— Begin Data —

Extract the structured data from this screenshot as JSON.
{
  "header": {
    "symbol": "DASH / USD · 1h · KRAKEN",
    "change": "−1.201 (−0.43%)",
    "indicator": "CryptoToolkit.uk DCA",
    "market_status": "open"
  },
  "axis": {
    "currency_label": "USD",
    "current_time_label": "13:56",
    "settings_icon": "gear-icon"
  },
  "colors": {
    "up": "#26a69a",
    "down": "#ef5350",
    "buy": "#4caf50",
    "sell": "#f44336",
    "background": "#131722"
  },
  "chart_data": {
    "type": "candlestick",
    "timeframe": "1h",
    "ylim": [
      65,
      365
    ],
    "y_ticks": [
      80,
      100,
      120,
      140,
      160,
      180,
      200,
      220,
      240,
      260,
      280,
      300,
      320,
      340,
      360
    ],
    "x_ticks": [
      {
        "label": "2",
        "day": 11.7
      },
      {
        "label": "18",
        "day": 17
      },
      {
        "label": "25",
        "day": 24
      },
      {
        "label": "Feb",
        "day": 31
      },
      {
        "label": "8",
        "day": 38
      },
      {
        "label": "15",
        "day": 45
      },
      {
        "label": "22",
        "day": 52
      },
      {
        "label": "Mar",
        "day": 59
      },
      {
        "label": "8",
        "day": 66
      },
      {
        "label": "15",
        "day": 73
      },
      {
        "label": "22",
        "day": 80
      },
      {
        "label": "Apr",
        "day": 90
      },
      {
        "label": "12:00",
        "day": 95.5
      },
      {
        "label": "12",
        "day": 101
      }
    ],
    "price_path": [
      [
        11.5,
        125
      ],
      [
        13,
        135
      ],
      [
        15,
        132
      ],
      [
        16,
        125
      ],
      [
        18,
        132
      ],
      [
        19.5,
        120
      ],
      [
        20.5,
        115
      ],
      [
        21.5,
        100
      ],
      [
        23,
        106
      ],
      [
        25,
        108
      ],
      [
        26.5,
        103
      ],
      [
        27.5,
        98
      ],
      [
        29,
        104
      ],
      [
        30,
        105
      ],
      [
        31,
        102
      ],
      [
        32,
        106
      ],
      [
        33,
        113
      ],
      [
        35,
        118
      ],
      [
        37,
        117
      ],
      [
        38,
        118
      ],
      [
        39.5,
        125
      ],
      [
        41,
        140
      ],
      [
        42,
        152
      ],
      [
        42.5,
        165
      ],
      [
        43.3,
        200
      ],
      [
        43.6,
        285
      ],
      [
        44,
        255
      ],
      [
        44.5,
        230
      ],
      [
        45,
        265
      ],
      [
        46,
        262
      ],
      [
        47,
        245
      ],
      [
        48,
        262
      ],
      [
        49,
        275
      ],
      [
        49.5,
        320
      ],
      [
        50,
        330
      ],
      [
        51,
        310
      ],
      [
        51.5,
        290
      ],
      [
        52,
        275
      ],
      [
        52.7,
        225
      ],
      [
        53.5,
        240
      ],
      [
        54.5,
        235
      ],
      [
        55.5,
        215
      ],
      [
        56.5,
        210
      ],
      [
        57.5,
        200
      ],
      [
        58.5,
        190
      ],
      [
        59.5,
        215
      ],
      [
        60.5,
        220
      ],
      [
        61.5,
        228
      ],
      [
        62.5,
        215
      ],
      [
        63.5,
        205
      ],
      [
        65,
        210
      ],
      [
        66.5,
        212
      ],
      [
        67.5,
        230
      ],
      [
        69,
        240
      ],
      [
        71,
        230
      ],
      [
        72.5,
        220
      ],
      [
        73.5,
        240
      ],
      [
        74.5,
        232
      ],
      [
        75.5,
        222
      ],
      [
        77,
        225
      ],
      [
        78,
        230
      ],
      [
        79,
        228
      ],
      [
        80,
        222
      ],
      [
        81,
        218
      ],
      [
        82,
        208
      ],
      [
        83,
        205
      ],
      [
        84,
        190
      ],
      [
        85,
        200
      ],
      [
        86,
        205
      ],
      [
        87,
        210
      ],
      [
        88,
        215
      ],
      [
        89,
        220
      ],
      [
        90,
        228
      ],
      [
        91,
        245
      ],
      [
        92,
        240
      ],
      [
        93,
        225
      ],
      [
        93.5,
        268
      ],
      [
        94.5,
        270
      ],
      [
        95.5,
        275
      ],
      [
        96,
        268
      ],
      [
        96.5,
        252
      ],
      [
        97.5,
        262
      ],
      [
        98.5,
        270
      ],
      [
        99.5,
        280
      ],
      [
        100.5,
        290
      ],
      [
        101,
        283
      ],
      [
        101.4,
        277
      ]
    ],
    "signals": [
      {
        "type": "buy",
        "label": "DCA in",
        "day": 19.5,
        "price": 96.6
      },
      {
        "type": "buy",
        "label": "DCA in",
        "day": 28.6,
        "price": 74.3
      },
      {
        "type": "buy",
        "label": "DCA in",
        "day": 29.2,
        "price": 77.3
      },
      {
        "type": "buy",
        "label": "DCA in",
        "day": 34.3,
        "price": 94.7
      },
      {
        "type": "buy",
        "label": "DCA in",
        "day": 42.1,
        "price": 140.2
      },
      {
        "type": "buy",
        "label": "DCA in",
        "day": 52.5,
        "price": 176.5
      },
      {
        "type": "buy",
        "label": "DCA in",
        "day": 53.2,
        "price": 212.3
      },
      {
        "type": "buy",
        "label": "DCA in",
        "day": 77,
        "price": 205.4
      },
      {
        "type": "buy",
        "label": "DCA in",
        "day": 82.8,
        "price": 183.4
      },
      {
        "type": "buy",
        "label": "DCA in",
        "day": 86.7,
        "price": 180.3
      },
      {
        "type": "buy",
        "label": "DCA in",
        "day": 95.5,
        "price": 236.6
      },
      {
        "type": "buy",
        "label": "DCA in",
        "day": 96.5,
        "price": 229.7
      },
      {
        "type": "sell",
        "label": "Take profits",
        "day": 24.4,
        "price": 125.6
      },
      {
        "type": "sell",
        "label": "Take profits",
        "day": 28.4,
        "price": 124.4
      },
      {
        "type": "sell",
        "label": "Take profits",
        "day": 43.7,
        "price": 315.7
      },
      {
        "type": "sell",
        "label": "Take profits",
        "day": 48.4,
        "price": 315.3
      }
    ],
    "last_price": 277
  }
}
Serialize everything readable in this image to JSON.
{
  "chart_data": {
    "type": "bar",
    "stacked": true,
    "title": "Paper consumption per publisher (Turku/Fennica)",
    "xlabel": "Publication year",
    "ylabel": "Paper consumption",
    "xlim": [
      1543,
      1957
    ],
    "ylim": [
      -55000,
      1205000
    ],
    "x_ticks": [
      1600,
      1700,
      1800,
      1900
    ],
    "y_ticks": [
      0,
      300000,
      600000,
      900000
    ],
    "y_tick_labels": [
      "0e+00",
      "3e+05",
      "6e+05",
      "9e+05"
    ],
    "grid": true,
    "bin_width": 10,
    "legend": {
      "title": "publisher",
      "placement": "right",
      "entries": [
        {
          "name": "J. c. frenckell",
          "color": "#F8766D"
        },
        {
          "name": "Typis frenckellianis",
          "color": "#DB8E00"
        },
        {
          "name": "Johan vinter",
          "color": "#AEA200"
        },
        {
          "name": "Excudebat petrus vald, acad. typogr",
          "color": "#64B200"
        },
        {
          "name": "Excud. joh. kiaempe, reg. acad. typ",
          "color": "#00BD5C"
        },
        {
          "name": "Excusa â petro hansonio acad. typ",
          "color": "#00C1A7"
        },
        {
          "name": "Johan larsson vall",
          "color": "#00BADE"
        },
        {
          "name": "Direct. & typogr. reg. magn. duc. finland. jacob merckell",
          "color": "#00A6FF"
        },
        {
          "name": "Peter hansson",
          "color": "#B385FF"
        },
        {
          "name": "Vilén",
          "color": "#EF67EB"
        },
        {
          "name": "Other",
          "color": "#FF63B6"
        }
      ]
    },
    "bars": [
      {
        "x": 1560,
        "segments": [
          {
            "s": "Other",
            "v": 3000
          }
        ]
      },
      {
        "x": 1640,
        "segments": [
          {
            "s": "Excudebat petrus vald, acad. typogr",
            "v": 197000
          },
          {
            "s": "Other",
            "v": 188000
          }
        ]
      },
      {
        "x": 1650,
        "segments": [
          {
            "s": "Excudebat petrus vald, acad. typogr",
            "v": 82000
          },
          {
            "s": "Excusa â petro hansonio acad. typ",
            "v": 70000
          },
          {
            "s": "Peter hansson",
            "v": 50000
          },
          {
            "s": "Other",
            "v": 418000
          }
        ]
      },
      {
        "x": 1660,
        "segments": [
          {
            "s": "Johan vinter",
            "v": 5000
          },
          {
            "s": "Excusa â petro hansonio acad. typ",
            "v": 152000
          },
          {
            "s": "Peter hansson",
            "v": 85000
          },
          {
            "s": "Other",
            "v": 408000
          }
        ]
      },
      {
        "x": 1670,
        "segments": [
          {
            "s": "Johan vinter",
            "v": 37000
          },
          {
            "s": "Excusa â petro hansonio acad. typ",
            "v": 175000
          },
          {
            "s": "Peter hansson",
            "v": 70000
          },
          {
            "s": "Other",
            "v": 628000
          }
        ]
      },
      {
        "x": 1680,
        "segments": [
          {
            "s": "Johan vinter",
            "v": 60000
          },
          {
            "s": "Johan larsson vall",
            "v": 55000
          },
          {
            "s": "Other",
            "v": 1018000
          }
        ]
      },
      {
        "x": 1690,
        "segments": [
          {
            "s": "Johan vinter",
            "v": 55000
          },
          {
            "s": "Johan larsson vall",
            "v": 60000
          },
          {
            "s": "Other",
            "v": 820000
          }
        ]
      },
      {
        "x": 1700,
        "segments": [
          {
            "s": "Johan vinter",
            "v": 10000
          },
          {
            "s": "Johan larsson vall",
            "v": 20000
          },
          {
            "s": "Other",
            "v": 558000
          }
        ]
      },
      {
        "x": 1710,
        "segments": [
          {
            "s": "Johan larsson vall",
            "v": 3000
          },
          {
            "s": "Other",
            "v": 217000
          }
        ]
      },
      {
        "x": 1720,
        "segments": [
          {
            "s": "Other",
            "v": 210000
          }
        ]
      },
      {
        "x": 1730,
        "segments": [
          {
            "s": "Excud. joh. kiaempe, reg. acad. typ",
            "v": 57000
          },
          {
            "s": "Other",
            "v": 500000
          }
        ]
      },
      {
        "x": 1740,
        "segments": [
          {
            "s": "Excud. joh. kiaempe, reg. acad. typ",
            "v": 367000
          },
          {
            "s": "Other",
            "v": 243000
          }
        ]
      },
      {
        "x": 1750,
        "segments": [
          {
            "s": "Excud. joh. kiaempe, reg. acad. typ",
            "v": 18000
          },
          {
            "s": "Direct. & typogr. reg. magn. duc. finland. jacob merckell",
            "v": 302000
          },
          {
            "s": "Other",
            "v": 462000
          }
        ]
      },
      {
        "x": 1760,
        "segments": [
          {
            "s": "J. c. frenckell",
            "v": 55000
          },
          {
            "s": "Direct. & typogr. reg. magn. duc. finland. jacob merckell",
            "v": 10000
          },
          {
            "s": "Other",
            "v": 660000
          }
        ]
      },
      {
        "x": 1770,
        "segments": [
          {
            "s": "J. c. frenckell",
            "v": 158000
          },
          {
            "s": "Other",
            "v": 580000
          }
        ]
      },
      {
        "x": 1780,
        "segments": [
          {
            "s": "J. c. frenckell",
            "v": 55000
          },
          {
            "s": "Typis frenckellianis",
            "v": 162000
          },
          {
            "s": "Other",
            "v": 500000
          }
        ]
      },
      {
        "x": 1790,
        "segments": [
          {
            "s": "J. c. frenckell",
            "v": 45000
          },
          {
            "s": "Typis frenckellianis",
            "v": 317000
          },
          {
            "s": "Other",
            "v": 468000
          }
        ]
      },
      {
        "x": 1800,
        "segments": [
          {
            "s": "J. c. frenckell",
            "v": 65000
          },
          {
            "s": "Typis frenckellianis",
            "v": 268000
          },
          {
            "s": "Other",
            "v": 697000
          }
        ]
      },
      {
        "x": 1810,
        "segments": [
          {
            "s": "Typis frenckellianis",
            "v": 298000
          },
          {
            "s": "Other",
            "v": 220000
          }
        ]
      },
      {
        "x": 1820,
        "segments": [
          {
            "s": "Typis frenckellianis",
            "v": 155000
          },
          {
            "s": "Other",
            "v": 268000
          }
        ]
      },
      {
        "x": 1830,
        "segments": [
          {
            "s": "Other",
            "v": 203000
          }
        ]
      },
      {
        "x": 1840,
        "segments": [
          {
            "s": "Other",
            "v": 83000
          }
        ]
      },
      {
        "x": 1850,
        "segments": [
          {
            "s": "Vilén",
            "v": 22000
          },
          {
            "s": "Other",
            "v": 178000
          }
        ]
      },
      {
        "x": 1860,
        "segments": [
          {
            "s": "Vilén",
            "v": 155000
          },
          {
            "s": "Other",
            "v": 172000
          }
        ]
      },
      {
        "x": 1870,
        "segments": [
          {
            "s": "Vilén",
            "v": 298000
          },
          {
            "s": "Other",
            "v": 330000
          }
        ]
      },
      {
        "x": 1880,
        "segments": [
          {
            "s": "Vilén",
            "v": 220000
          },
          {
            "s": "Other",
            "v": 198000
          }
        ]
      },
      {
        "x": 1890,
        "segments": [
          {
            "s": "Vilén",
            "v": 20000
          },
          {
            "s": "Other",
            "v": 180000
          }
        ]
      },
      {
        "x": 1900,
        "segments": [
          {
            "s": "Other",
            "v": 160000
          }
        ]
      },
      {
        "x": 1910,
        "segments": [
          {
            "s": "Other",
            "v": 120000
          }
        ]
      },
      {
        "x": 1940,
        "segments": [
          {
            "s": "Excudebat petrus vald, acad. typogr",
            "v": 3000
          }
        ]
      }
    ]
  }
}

— End Data —

Directions:
Where a line above contains the string "title", copy that line.

Reply to the task:
    "title": "Paper consumption per publisher (Turku/Fennica)",
      "title": "publisher",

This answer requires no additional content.